**Instructions to follow**
Below are records to transcribe exactly, without their pictures.

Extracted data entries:

=====

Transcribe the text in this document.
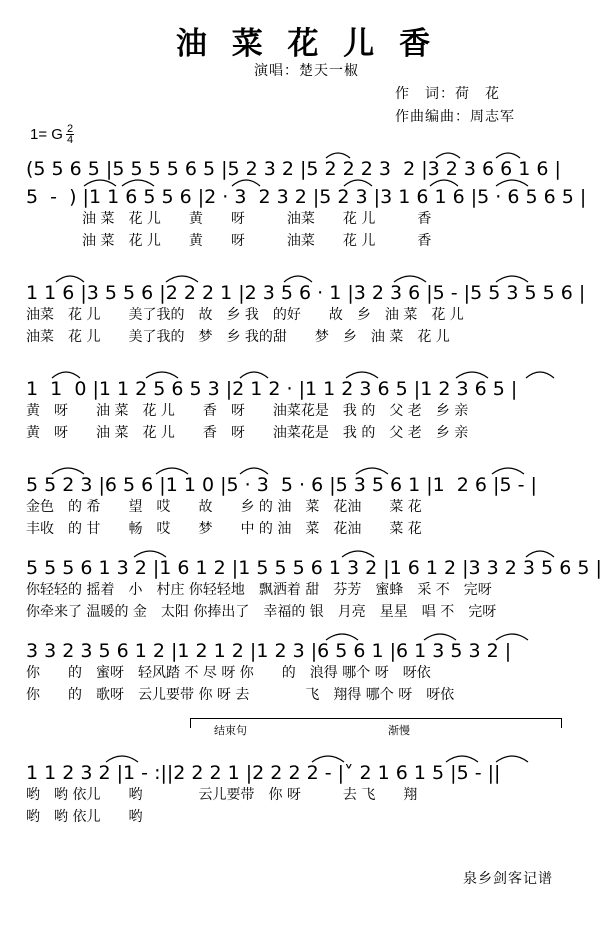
油 菜 花 儿 香
演唱：楚天一椒
作　词：荷　花
作曲编曲：周志军
1= G $\frac{2}{4}$
(5 5 6 5 |5 5 5 5 6 5 |5 2 3 2 |5 2 2 2 3  2 |3 2 3 6 6 1 6 |
5  -  ) |1 1 6 5 5 6 |2 · 3  2 3 2 |5 2 3 |3 1 6 1 6 |5 · 6 5 6 5 |
　　　　油 菜　花 儿　　黄　　呀　　　油菜　　花 儿　　　香
　　　　油 菜　花 儿　　黄　　呀　　　油菜　　花 儿　　　香
1 1 6 |3 5 5 6 |2 2 2 1 |2 3 5 6 · 1 |3 2 3 6 |5 - |5 5 3 5 5 6 |
油菜　花 儿　　美了我的　故　乡 我　的好　　故　乡　油 菜　花 儿
油菜　花 儿　　美了我的　梦　乡 我的甜　　梦　乡　油 菜　花 儿
1  1  0 |1 1 2 5 6 5 3 |2 1 2 · |1 1 2 3 6 5 |1 2 3 6 5 |
黄　呀　　油 菜　花 儿　　香　呀　　油菜花是　我 的　父 老　乡 亲
黄　呀　　油 菜　花 儿　　香　呀　　油菜花是　我 的　父 老　乡 亲
5 5 2 3 |6 5 6 |1 1 0 |5 · 3  5 · 6 |5 3 5 6 1 |1  2 6 |5 - |
金色　的 希　　望　哎　　故　　乡 的 油　菜　花油　　菜 花
丰收　的 甘　　畅　哎　　梦　　中 的 油　菜　花油　　菜 花
5 5 5 6 1 3 2 |1 6 1 2 |1 5 5 5 6 1 3 2 |1 6 1 2 |3 3 2 3 5 6 5 |
你轻轻的 摇着　小　村庄 你轻轻地　飘洒着 甜　芬芳　蜜蜂　采 不　完呀
你牵来了 温暖的 金　太阳 你捧出了　幸福的 银　月亮　星星　唱 不　完呀
3 3 2 3 5 6 1 2 |1 2 1 2 |1 2 3 |6 5 6 1 |6 1 3 5 3 2 |
你　　的　蜜呀　轻风踏 不 尽 呀 你　　的　浪得 哪个 呀　呀依
你　　的　歌呀　云儿要带 你 呀 去　　　　飞　翔得 哪个 呀　呀依
结束句	渐慢
1 1 2 3 2 |1 - :||2 2 2 1 |2 2 2 2 - |˅ 2 1 6 1 5 |5 - ||
哟　哟 依儿　　哟　　　　云儿要带　你 呀　　　去 飞　　翔
哟　哟 依儿　　哟
泉乡剑客记谱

=====

**Result of the exercise**
Transcribe the text in this document.
油 菜 花 儿 香
演唱：楚天一椒
作　词：荷　花
作曲编曲：周志军
1= G $\frac{2}{4}$
(5 5 6 5 |5 5 5 5 6 5 |5 2 3 2 |5 2 2 2 3  2 |3 2 3 6 6 1 6 |
5  -  ) |1 1 6 5 5 6 |2 · 3  2 3 2 |5 2 3 |3 1 6 1 6 |5 · 6 5 6 5 |
　　　　油 菜　花 儿　　黄　　呀　　　油菜　　花 儿　　　香
　　　　油 菜　花 儿　　黄　　呀　　　油菜　　花 儿　　　香
1 1 6 |3 5 5 6 |2 2 2 1 |2 3 5 6 · 1 |3 2 3 6 |5 - |5 5 3 5 5 6 |
油菜　花 儿　　美了我的　故　乡 我　的好　　故　乡　油 菜　花 儿
油菜　花 儿　　美了我的　梦　乡 我的甜　　梦　乡　油 菜　花 儿
1  1  0 |1 1 2 5 6 5 3 |2 1 2 · |1 1 2 3 6 5 |1 2 3 6 5 |
黄　呀　　油 菜　花 儿　　香　呀　　油菜花是　我 的　父 老　乡 亲
黄　呀　　油 菜　花 儿　　香　呀　　油菜花是　我 的　父 老　乡 亲
5 5 2 3 |6 5 6 |1 1 0 |5 · 3  5 · 6 |5 3 5 6 1 |1  2 6 |5 - |
金色　的 希　　望　哎　　故　　乡 的 油　菜　花油　　菜 花
丰收　的 甘　　畅　哎　　梦　　中 的 油　菜　花油　　菜 花
5 5 5 6 1 3 2 |1 6 1 2 |1 5 5 5 6 1 3 2 |1 6 1 2 |3 3 2 3 5 6 5 |
你轻轻的 摇着　小　村庄 你轻轻地　飘洒着 甜　芬芳　蜜蜂　采 不　完呀
你牵来了 温暖的 金　太阳 你捧出了　幸福的 银　月亮　星星　唱 不　完呀
3 3 2 3 5 6 1 2 |1 2 1 2 |1 2 3 |6 5 6 1 |6 1 3 5 3 2 |
你　　的　蜜呀　轻风踏 不 尽 呀 你　　的　浪得 哪个 呀　呀依
你　　的　歌呀　云儿要带 你 呀 去　　　　飞　翔得 哪个 呀　呀依
结束句	渐慢
1 1 2 3 2 |1 - :||2 2 2 1 |2 2 2 2 - |˅ 2 1 6 1 5 |5 - ||
哟　哟 依儿　　哟　　　　云儿要带　你 呀　　　去 飞　　翔
哟　哟 依儿　　哟
泉乡剑客记谱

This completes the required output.